● Problem to solve:
Reproduce the data in its entirety, exactly as supplied.

● Records excerpted from a collection:
——

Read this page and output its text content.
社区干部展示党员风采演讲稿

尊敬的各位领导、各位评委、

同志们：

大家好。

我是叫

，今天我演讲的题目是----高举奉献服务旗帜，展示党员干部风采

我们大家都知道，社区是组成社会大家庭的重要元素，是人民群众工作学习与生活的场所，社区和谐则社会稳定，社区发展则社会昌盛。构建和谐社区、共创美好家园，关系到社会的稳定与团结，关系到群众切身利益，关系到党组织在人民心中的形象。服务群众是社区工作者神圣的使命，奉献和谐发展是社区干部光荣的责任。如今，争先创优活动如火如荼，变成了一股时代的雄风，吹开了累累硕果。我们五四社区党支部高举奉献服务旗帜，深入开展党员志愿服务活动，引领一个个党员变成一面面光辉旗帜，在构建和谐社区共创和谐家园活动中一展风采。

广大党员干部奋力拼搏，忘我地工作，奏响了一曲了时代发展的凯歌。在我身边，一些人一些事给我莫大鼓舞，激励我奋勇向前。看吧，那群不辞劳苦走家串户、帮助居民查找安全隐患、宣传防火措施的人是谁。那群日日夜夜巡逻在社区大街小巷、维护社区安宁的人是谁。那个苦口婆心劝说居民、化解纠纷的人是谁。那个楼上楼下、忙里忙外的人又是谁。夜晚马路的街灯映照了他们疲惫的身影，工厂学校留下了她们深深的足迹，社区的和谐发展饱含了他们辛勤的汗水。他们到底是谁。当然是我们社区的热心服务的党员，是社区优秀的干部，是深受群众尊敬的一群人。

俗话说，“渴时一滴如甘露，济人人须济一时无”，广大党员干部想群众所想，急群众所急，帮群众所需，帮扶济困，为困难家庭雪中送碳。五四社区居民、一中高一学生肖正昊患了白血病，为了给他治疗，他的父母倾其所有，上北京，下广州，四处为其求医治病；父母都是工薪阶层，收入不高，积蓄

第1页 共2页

——

● Answer to this problem:
Read this page and output its text content.
社区干部展示党员风采演讲稿

尊敬的各位领导、各位评委、

同志们：

大家好。

我是叫

，今天我演讲的题目是----高举奉献服务旗帜，展示党员干部风采

我们大家都知道，社区是组成社会大家庭的重要元素，是人民群众工作学习与生活的场所，社区和谐则社会稳定，社区发展则社会昌盛。构建和谐社区、共创美好家园，关系到社会的稳定与团结，关系到群众切身利益，关系到党组织在人民心中的形象。服务群众是社区工作者神圣的使命，奉献和谐发展是社区干部光荣的责任。如今，争先创优活动如火如荼，变成了一股时代的雄风，吹开了累累硕果。我们五四社区党支部高举奉献服务旗帜，深入开展党员志愿服务活动，引领一个个党员变成一面面光辉旗帜，在构建和谐社区共创和谐家园活动中一展风采。

广大党员干部奋力拼搏，忘我地工作，奏响了一曲了时代发展的凯歌。在我身边，一些人一些事给我莫大鼓舞，激励我奋勇向前。看吧，那群不辞劳苦走家串户、帮助居民查找安全隐患、宣传防火措施的人是谁。那群日日夜夜巡逻在社区大街小巷、维护社区安宁的人是谁。那个苦口婆心劝说居民、化解纠纷的人是谁。那个楼上楼下、忙里忙外的人又是谁。夜晚马路的街灯映照了他们疲惫的身影，工厂学校留下了她们深深的足迹，社区的和谐发展饱含了他们辛勤的汗水。他们到底是谁。当然是我们社区的热心服务的党员，是社区优秀的干部，是深受群众尊敬的一群人。

俗话说，“渴时一滴如甘露，济人人须济一时无”，广大党员干部想群众所想，急群众所急，帮群众所需，帮扶济困，为困难家庭雪中送碳。五四社区居民、一中高一学生肖正昊患了白血病，为了给他治疗，他的父母倾其所有，上北京，下广州，四处为其求医治病；父母都是工薪阶层，收入不高，积蓄

第1页 共2页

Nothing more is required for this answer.